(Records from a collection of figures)
++++

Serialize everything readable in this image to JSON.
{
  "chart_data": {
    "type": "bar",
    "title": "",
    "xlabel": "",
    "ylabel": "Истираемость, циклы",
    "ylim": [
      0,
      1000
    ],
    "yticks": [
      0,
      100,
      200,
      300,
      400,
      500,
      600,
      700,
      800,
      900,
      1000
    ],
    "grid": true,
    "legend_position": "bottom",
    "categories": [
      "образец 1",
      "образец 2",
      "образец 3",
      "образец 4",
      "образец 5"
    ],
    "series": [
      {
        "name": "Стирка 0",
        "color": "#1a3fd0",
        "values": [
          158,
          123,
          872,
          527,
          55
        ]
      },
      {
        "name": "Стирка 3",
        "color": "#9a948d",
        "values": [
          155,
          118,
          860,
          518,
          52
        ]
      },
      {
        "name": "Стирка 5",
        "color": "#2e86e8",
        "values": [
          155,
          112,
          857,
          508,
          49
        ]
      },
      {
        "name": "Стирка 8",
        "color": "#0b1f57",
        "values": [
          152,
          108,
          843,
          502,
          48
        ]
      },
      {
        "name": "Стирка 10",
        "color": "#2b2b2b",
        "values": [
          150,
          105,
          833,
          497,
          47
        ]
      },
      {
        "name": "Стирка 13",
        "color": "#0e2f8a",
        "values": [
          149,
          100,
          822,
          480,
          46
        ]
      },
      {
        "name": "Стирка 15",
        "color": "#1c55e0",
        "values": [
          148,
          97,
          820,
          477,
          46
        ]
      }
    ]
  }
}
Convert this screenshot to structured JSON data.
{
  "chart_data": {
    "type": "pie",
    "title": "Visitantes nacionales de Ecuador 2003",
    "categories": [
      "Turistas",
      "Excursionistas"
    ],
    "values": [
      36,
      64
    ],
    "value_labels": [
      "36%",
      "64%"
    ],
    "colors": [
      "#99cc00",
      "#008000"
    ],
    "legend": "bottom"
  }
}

++++

■ **Task directions**:
Return every line in the listing that contains the word "this".

■ **The response**:
Serialize everything readable in this image to JSON.
Convert this screenshot to structured JSON data.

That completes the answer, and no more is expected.